> [Work to be completed]:
All of the lines below are to be transcribed faithfully, with pictures excluded from the copy.

> [Given information]:
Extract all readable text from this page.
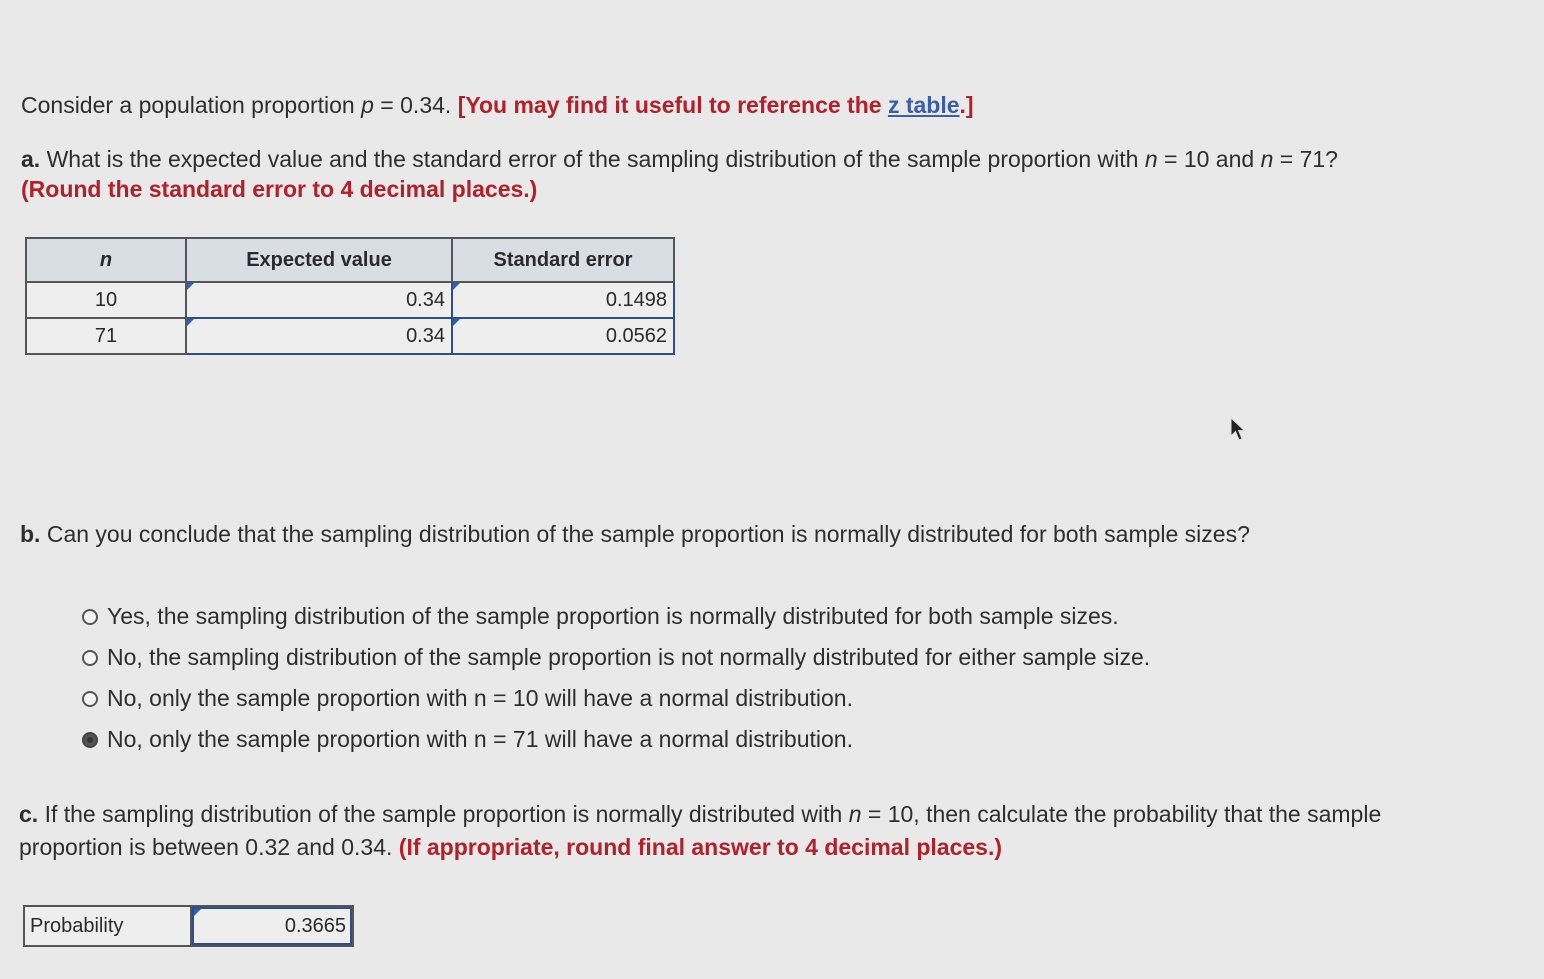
Consider a population proportion p = 0.34. [You may find it useful to reference the z table.]
a. What is the expected value and the standard error of the sampling distribution of the sample proportion with n = 10 and n = 71?
(Round the standard error to 4 decimal places.)
n	Expected value	Standard error
10	0.34	0.1498
71	0.34	0.0562
b. Can you conclude that the sampling distribution of the sample proportion is normally distributed for both sample sizes?
Yes, the sampling distribution of the sample proportion is normally distributed for both sample sizes.
No, the sampling distribution of the sample proportion is not normally distributed for either sample size.
No, only the sample proportion with n = 10 will have a normal distribution.
No, only the sample proportion with n = 71 will have a normal distribution.
c. If the sampling distribution of the sample proportion is normally distributed with n = 10, then calculate the probability that the sample
proportion is between 0.32 and 0.34. (If appropriate, round final answer to 4 decimal places.)
Probability	0.3665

> [Solution for this problem]:
Extract all readable text from this page.
Consider a population proportion p = 0.34. [You may find it useful to reference the z table.]
a. What is the expected value and the standard error of the sampling distribution of the sample proportion with n = 10 and n = 71?
(Round the standard error to 4 decimal places.)
n	Expected value	Standard error
10	0.34	0.1498
71	0.34	0.0562
b. Can you conclude that the sampling distribution of the sample proportion is normally distributed for both sample sizes?
Yes, the sampling distribution of the sample proportion is normally distributed for both sample sizes.
No, the sampling distribution of the sample proportion is not normally distributed for either sample size.
No, only the sample proportion with n = 10 will have a normal distribution.
No, only the sample proportion with n = 71 will have a normal distribution.
c. If the sampling distribution of the sample proportion is normally distributed with n = 10, then calculate the probability that the sample
proportion is between 0.32 and 0.34. (If appropriate, round final answer to 4 decimal places.)
Probability	0.3665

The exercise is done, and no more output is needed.